> _WHAT YOU SHOULD DO_: Copy out all the entries exactly.

++++

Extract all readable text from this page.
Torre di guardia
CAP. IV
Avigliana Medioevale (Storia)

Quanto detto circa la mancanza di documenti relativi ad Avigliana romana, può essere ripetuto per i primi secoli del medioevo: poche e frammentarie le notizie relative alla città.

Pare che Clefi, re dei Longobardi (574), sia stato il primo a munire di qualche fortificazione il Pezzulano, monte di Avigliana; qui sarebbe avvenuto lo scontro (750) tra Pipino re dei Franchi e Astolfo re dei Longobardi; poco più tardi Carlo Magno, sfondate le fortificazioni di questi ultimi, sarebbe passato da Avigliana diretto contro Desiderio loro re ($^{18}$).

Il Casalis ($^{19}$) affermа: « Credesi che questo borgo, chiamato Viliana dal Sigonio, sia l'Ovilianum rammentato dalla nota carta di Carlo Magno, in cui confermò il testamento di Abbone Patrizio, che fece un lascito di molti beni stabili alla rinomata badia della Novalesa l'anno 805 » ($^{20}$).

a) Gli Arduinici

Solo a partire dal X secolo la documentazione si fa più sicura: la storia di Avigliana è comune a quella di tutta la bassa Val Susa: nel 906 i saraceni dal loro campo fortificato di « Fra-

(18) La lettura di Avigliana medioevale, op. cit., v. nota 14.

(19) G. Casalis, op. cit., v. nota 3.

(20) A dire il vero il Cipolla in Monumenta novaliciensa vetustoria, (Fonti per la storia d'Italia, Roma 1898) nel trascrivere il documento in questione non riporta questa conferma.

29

++++

> _SOLUTION FOR THIS PROBLEM_:
Extract all readable text from this page.
Torre di guardia
CAP. IV
Avigliana Medioevale (Storia)

Quanto detto circa la mancanza di documenti relativi ad Avigliana romana, può essere ripetuto per i primi secoli del medioevo: poche e frammentarie le notizie relative alla città.

Pare che Clefi, re dei Longobardi (574), sia stato il primo a munire di qualche fortificazione il Pezzulano, monte di Avigliana; qui sarebbe avvenuto lo scontro (750) tra Pipino re dei Franchi e Astolfo re dei Longobardi; poco più tardi Carlo Magno, sfondate le fortificazioni di questi ultimi, sarebbe passato da Avigliana diretto contro Desiderio loro re ($^{18}$).

Il Casalis ($^{19}$) affermа: « Credesi che questo borgo, chiamato Viliana dal Sigonio, sia l'Ovilianum rammentato dalla nota carta di Carlo Magno, in cui confermò il testamento di Abbone Patrizio, che fece un lascito di molti beni stabili alla rinomata badia della Novalesa l'anno 805 » ($^{20}$).

a) Gli Arduinici

Solo a partire dal X secolo la documentazione si fa più sicura: la storia di Avigliana è comune a quella di tutta la bassa Val Susa: nel 906 i saraceni dal loro campo fortificato di « Fra-

(18) La lettura di Avigliana medioevale, op. cit., v. nota 14.

(19) G. Casalis, op. cit., v. nota 3.

(20) A dire il vero il Cipolla in Monumenta novaliciensa vetustoria, (Fonti per la storia d'Italia, Roma 1898) nel trascrivere il documento in questione non riporta questa conferma.

29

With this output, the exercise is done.